Document text »
....

This job posting is no longer active

Updated: February 21, 2017
The Insurance Follow-up Specialist is responsible for the optimal payment of claims from commercial insurers, managed care plans, and state and federal plans; this includes following up on zero pay claims (denials) as well as claims for which we have received no payor response.
Education:
  • High School Diploma or equivalency.
 

Experience
  • Two (2) years experience with CPT procedures codes, medical terminology and billing procedures.

 
Certifications/Licensure Requirements:
  • None required. 
 

Knowledge, Skills & Abilities: 
  • Ability to confer with customers by telephone or in person in order to provide information about charges for services, collect payments, make billing adjustments and respond to inquiries or complaints.
  • Ability to plan, organize, and effectively work with the supervisor to schedule workload and manage production backlogs in an efficient and proactive manner.

....

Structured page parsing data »
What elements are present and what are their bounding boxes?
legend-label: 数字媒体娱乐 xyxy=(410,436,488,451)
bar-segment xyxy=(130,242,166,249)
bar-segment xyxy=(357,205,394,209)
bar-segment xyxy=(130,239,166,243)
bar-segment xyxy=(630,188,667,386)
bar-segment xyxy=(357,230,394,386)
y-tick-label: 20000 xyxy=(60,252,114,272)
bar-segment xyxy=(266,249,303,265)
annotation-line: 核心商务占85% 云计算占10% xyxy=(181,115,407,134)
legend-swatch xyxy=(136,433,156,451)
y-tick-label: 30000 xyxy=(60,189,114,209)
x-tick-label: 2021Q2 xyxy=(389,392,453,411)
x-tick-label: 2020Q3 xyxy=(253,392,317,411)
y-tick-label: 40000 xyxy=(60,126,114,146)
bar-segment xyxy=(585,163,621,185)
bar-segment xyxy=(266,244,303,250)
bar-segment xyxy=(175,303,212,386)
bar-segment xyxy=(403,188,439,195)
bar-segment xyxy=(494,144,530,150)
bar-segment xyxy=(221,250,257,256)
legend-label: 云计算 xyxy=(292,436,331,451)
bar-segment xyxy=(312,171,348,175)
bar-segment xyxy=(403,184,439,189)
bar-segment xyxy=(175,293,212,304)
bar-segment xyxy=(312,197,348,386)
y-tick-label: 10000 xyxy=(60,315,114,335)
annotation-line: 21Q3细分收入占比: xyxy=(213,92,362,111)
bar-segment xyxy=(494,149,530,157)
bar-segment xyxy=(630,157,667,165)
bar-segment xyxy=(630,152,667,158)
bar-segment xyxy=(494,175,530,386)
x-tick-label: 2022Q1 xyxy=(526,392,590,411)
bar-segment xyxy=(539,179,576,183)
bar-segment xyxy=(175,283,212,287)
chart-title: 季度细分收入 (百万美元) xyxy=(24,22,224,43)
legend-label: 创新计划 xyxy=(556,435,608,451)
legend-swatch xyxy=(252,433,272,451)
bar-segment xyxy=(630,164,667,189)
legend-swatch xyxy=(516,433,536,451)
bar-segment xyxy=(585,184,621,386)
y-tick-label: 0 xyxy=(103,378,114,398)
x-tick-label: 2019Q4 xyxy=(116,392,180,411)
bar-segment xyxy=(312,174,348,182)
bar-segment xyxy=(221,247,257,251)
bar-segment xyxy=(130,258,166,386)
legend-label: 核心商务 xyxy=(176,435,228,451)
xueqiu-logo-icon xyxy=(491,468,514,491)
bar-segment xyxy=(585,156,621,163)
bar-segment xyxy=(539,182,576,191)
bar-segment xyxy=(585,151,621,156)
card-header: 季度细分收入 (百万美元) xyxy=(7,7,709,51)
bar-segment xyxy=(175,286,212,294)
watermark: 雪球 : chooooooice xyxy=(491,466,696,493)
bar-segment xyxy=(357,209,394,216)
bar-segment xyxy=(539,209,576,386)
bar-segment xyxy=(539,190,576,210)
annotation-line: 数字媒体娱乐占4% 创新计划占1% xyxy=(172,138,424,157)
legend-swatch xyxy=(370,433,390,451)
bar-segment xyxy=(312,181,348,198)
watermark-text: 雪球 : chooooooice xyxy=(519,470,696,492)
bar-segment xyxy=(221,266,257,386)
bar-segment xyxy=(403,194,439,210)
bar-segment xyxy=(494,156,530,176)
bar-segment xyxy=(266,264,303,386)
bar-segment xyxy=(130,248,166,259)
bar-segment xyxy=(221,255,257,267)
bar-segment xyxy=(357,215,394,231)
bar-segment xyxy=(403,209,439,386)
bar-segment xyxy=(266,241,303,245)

....

In the job posting for the Insurance Follow-up Specialist, reproduce the text from "Knowledge, Skills &" to "inquiries or complaints.". You won't need the items to complete this.

Knowledge, Skills & Abilities: 
  • Ability to confer with customers by telephone or in person in order to provide information about charges for services, collect payments, make billing adjustments and respond to inquiries or complaints.